## Objective
Examine the material below. Gather every line in which the string "Threshold" appears.

## Provided data
+-------+

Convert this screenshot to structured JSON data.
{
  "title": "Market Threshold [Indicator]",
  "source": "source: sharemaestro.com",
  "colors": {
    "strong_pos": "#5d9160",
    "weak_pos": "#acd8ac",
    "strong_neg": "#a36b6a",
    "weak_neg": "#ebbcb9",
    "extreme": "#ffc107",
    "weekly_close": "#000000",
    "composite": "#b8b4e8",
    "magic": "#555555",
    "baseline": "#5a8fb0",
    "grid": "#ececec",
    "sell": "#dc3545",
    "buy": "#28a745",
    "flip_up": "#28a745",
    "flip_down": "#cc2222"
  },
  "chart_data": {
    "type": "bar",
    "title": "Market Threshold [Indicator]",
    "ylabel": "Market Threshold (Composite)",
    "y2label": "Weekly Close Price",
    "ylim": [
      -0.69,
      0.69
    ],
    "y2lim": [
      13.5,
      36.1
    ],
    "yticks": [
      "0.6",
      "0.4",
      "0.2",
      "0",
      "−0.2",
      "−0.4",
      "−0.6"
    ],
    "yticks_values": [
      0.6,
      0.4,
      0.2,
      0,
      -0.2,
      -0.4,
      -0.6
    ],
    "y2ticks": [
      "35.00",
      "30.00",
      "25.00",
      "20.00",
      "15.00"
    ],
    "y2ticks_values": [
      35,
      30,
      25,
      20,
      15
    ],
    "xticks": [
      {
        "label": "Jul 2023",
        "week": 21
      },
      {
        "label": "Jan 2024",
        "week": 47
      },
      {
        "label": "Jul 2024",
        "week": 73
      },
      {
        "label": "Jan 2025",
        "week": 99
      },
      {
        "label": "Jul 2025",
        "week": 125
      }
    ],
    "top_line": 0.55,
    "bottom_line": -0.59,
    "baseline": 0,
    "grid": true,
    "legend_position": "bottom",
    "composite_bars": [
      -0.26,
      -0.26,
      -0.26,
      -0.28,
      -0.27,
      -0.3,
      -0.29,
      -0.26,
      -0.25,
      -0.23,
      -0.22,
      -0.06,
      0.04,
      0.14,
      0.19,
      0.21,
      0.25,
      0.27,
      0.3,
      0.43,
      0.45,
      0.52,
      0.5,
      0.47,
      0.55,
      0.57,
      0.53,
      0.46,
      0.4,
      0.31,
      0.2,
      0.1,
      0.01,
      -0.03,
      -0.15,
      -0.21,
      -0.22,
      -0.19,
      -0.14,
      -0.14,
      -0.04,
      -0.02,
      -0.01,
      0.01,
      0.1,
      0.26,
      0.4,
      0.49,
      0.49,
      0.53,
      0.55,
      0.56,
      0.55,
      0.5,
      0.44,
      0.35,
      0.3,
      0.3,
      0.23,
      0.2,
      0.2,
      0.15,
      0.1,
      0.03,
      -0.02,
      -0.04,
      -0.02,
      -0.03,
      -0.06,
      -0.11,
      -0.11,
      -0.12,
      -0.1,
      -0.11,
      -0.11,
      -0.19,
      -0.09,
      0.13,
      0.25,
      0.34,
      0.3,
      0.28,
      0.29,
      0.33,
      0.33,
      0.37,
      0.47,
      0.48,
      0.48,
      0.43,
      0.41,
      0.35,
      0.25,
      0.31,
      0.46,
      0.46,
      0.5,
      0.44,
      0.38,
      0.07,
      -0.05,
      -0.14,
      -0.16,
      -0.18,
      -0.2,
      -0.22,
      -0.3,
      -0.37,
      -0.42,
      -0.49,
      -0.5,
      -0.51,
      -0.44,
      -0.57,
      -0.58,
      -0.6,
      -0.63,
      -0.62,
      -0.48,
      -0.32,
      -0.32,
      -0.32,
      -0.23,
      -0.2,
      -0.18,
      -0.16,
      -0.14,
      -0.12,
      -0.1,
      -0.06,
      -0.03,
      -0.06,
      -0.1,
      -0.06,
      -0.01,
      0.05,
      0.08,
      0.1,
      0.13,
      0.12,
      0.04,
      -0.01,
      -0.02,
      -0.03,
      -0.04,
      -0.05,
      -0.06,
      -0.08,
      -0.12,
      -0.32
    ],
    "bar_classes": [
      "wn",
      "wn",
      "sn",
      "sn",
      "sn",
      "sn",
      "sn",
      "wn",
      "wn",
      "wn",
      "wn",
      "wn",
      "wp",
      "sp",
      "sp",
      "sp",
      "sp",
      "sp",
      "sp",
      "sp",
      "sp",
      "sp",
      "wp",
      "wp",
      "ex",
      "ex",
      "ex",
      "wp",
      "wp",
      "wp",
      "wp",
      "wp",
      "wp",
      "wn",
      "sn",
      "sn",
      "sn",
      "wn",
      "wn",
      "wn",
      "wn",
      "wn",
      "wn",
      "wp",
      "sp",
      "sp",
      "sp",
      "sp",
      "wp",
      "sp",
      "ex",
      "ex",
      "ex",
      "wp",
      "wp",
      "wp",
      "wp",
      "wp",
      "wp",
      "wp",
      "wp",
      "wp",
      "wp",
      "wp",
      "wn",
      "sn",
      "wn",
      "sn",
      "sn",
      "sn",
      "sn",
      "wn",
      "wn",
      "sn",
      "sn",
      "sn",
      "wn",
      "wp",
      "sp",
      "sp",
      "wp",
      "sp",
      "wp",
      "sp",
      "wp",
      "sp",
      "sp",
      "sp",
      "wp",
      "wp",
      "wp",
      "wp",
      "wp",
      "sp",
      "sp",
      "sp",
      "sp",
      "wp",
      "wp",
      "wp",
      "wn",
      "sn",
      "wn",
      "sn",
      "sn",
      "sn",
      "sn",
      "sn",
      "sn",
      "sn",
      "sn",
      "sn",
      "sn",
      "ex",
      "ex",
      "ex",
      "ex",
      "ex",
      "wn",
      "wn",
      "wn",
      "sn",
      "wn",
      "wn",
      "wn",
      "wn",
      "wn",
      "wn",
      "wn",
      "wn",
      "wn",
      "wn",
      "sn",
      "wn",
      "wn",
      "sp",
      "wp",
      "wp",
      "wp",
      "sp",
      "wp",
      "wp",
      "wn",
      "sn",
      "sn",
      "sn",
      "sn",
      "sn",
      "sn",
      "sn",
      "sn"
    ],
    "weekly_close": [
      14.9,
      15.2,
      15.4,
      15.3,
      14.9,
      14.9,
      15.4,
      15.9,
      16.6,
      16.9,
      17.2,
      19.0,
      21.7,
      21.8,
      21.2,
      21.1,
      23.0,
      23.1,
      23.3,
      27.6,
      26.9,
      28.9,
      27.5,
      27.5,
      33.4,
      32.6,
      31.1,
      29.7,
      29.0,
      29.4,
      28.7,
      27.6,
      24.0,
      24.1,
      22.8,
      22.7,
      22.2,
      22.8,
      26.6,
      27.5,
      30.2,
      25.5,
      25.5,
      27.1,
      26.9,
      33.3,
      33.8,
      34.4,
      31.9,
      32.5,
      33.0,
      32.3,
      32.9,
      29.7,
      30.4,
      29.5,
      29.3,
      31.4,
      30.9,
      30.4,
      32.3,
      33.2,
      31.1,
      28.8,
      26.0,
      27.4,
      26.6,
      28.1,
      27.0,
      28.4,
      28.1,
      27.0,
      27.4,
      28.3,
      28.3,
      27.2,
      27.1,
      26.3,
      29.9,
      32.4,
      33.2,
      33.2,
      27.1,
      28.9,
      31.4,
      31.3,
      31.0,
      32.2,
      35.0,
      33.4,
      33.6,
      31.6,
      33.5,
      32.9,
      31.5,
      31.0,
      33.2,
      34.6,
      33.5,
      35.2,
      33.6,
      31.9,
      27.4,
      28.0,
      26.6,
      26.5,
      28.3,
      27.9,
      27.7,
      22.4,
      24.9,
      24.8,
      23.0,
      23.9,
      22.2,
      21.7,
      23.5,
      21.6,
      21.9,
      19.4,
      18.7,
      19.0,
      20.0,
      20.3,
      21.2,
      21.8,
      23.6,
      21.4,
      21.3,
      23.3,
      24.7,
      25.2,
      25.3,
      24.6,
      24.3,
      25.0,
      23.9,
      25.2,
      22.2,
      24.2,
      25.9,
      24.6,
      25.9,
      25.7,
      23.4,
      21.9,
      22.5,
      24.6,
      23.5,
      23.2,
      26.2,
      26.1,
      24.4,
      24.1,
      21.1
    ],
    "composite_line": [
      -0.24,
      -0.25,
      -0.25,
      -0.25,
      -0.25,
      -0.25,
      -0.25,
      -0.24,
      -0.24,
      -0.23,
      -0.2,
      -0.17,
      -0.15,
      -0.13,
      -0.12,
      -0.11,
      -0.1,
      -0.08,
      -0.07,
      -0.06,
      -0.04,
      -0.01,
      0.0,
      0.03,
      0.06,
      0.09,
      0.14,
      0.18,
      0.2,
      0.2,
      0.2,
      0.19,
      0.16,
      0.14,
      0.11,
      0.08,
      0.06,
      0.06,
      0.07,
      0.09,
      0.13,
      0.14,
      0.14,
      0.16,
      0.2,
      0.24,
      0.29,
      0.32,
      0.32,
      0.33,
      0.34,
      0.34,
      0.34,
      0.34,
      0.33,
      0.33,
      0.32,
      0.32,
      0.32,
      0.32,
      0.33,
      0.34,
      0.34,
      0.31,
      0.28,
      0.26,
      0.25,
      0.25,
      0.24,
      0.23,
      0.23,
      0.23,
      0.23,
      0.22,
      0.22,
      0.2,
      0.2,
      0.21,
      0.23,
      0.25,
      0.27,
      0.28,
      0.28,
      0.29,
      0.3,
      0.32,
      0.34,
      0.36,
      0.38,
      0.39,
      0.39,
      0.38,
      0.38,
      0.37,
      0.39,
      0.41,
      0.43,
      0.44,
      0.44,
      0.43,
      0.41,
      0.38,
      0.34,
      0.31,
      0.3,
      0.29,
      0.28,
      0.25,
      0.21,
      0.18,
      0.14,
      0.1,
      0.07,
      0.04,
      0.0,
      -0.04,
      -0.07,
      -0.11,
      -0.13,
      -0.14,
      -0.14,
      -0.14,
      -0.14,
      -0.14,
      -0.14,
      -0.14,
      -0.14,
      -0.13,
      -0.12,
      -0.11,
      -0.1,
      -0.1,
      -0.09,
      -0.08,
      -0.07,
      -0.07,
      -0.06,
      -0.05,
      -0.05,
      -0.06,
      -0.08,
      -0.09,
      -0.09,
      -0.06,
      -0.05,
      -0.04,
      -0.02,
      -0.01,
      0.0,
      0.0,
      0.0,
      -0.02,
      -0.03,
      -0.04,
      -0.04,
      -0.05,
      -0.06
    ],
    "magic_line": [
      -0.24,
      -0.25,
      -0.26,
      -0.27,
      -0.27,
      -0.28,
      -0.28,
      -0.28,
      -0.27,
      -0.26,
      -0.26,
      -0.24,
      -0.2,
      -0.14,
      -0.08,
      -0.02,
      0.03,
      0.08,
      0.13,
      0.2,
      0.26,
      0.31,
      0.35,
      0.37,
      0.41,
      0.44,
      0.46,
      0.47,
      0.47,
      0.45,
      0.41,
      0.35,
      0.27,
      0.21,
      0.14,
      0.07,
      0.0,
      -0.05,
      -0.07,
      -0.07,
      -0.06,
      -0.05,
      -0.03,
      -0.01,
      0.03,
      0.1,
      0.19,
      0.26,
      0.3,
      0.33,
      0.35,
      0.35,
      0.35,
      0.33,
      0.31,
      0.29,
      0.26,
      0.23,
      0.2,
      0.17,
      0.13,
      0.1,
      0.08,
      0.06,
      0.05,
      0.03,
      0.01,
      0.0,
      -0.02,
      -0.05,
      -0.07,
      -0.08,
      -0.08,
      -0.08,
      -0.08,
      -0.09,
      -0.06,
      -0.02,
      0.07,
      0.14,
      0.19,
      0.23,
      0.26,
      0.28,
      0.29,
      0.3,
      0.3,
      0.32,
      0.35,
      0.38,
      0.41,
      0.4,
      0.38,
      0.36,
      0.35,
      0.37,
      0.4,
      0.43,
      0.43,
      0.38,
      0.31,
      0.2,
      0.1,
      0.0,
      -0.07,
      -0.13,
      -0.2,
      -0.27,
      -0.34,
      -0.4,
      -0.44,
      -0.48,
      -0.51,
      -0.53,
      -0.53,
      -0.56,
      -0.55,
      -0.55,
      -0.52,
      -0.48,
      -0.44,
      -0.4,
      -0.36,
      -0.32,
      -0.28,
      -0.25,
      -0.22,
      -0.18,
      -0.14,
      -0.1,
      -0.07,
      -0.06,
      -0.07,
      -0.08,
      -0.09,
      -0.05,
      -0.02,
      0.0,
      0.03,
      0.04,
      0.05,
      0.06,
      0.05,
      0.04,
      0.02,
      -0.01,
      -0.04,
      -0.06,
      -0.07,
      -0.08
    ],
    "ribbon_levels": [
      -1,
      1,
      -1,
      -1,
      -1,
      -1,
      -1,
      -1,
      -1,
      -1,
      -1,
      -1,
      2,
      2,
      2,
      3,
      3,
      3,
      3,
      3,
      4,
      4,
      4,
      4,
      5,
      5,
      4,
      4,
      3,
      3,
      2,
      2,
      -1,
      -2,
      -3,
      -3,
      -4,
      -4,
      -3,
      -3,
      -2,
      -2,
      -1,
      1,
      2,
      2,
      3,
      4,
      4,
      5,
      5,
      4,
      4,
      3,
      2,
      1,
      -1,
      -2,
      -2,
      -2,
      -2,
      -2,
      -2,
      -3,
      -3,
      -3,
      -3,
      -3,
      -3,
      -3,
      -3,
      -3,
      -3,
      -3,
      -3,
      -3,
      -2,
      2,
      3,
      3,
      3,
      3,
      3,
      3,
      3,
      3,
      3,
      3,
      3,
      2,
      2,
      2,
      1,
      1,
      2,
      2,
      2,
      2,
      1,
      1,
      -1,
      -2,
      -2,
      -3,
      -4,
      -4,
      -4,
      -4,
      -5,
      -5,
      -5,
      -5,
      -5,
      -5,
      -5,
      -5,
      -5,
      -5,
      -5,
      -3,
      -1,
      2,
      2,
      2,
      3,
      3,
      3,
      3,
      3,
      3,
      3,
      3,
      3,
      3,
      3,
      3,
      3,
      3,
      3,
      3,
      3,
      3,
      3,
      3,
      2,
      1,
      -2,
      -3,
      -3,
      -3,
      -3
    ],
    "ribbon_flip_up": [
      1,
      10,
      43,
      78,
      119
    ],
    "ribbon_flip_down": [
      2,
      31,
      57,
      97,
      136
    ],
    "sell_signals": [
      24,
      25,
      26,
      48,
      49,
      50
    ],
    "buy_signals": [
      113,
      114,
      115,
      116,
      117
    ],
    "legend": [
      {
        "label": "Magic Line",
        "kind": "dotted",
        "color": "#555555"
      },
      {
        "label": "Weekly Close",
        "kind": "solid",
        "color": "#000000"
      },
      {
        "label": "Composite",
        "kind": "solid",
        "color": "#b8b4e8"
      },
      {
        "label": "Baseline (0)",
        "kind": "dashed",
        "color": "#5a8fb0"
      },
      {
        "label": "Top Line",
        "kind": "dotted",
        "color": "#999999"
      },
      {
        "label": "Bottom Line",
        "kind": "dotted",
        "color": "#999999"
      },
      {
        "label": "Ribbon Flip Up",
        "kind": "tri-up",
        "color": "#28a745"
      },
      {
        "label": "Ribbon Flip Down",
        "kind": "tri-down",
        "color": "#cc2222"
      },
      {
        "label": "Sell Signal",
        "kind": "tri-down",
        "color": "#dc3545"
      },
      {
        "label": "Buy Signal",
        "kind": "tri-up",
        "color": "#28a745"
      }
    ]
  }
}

+-------+

## Written solution
  "title": "Market Threshold [Indicator]",
    "title": "Market Threshold [Indicator]",
    "ylabel": "Market Threshold (Composite)",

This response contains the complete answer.